Dataset items
>>>>>

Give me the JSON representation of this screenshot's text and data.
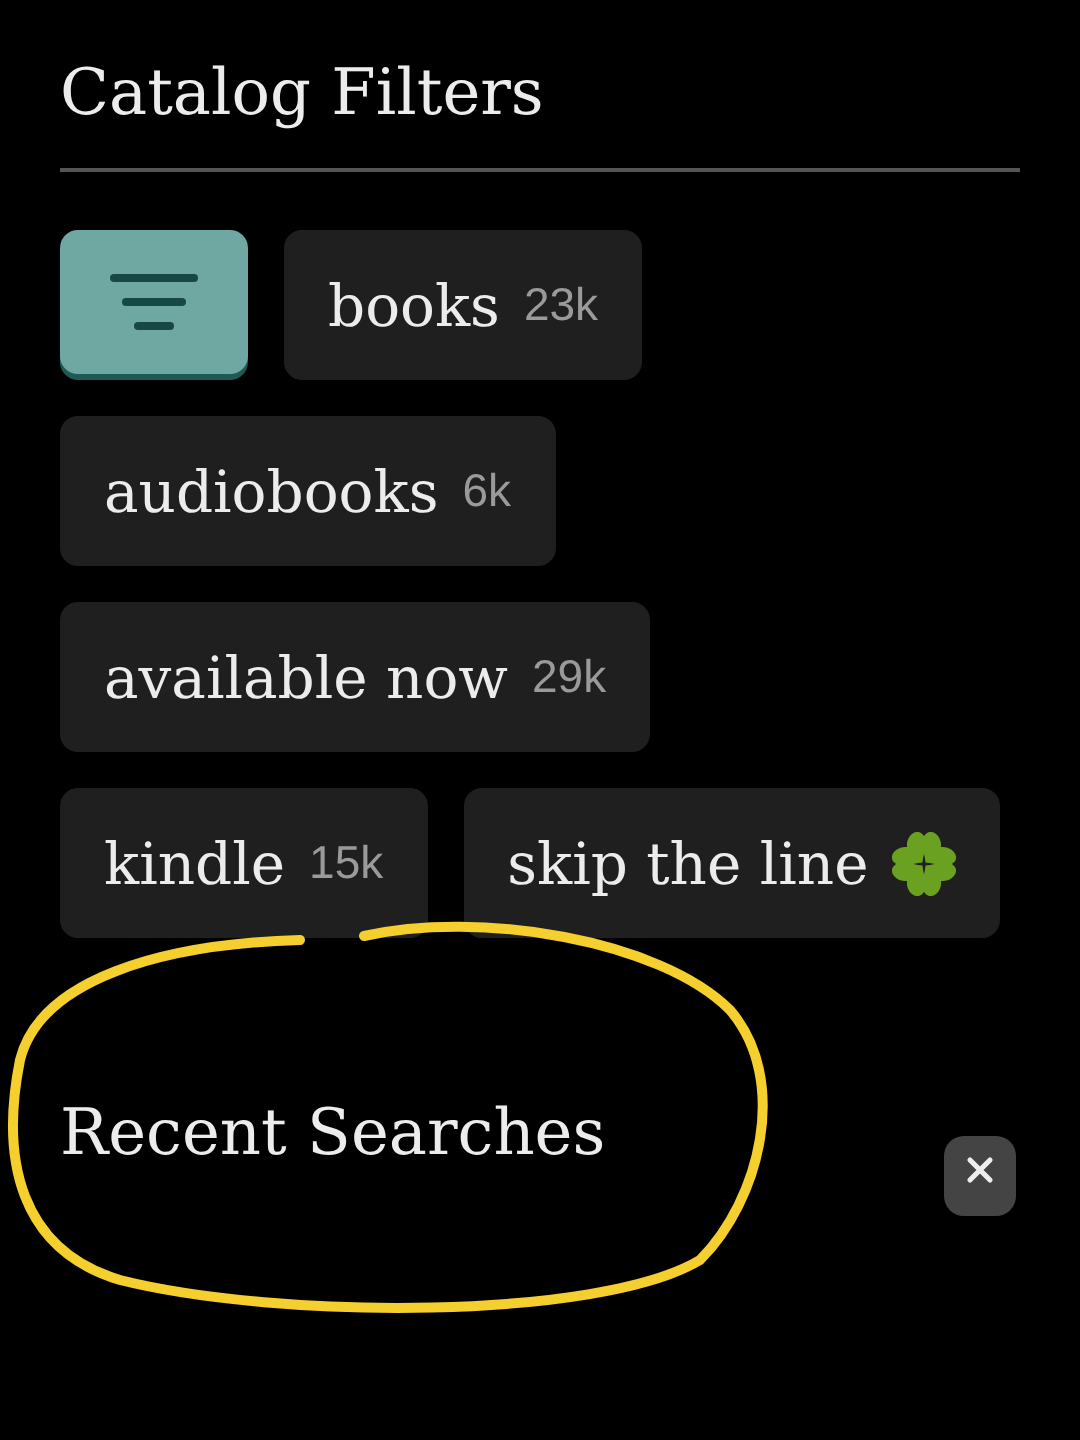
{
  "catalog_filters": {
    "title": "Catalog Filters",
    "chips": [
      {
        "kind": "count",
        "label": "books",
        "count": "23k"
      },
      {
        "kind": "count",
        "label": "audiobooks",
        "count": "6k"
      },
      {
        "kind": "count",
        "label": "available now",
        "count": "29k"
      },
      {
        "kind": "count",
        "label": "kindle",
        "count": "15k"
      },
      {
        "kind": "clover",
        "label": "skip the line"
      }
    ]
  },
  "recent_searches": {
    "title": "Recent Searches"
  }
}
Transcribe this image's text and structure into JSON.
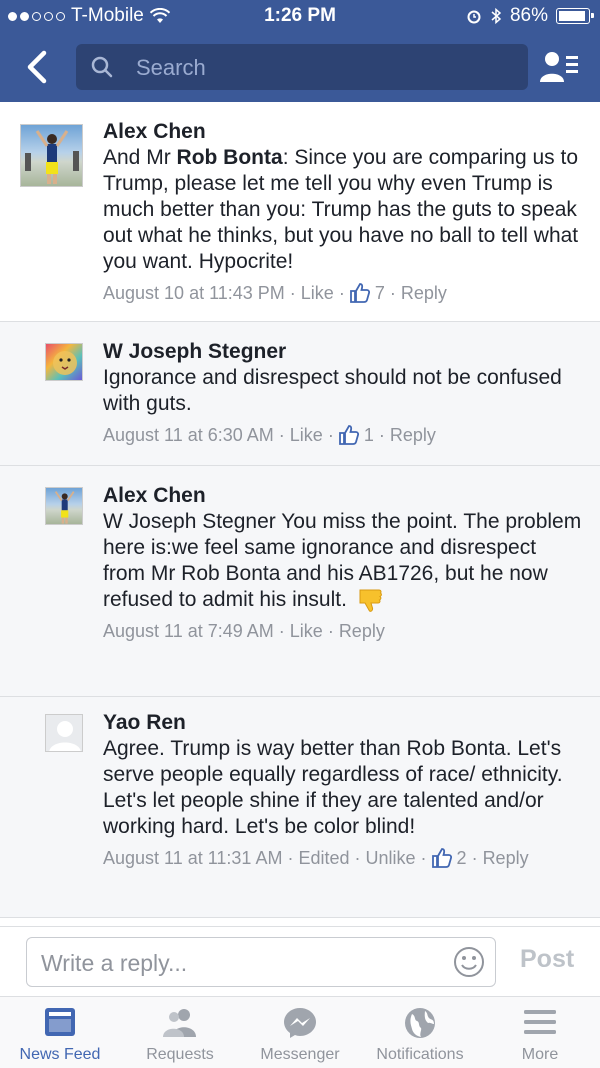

<<<<<
>>>>>

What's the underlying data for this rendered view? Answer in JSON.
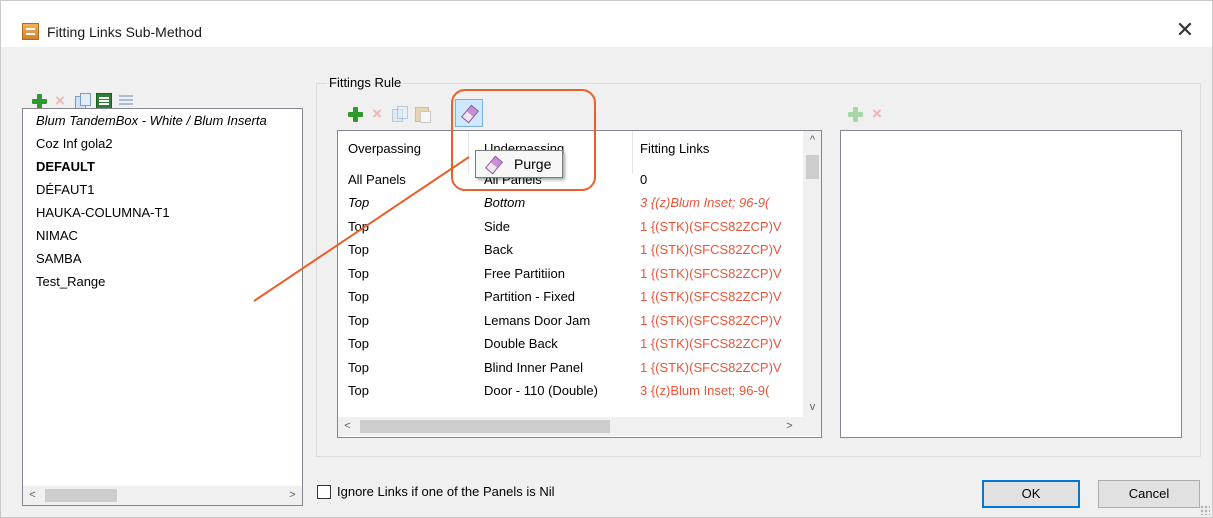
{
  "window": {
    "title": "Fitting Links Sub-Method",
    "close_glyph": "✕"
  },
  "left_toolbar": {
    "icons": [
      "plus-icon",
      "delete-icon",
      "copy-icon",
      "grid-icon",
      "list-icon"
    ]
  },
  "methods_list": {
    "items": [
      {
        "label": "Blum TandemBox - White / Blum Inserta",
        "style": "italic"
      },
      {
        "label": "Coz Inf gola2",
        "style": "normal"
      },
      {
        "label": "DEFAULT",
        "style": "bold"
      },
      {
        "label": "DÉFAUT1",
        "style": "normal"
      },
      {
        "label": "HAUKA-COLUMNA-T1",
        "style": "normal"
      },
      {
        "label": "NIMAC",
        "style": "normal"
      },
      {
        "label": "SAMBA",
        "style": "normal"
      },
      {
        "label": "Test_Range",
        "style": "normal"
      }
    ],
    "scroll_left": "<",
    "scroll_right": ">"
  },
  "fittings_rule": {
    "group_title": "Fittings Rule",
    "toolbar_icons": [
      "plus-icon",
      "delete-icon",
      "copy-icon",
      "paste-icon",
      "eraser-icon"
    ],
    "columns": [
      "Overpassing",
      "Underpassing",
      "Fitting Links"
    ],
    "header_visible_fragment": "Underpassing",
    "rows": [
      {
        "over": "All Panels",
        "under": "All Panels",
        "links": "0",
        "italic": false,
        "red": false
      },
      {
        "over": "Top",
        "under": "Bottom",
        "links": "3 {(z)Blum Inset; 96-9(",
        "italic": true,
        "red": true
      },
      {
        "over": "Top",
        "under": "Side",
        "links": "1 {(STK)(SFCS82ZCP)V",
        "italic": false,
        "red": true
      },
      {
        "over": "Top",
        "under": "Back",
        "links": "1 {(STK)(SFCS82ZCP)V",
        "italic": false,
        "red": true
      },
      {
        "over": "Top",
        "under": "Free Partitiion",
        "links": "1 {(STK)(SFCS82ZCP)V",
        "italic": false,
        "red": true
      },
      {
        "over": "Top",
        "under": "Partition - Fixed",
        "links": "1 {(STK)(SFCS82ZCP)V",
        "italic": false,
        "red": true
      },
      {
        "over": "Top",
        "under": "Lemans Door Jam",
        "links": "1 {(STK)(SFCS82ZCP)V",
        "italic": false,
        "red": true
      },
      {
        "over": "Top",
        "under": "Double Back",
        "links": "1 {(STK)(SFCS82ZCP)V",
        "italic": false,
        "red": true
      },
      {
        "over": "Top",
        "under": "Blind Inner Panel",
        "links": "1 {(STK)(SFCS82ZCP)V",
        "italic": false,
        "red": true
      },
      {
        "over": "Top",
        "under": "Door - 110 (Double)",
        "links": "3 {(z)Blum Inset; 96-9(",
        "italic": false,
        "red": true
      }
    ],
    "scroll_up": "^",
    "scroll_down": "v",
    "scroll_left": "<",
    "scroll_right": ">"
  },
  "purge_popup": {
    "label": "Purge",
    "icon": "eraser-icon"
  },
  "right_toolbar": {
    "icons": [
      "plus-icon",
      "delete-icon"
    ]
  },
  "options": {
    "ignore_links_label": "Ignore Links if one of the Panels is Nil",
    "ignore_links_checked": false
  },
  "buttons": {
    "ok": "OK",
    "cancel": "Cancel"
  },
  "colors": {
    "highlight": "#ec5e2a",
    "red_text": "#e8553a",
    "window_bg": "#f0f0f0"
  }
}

<<<<<

→ TASK OBJECTIVE:
Leave out the pictures, and copy only the lines from the one holding "Give me the" through the one holding "Transcribe this image's", exactly as written.

→ OUTPUT FOR THIS TASK:
Give me the JSON representation of this screenshot's text and data.
{
  "catalog_filters": {
    "title": "Catalog Filters",
    "chips": [
      {
        "kind": "count",
        "label": "books",
        "count": "23k"
      },
      {
        "kind": "count",
        "label": "audiobooks",
        "count": "6k"
      },
      {
        "kind": "count",
        "label": "available now",
        "count": "29k"
      },
      {
        "kind": "count",
        "label": "kindle",
        "count": "15k"
      },
      {
        "kind": "clover",
        "label": "skip the line"
      }
    ]
  },
  "recent_searches": {
    "title": "Recent Searches"
  }
}
Transcribe this image's text and structure into JSON.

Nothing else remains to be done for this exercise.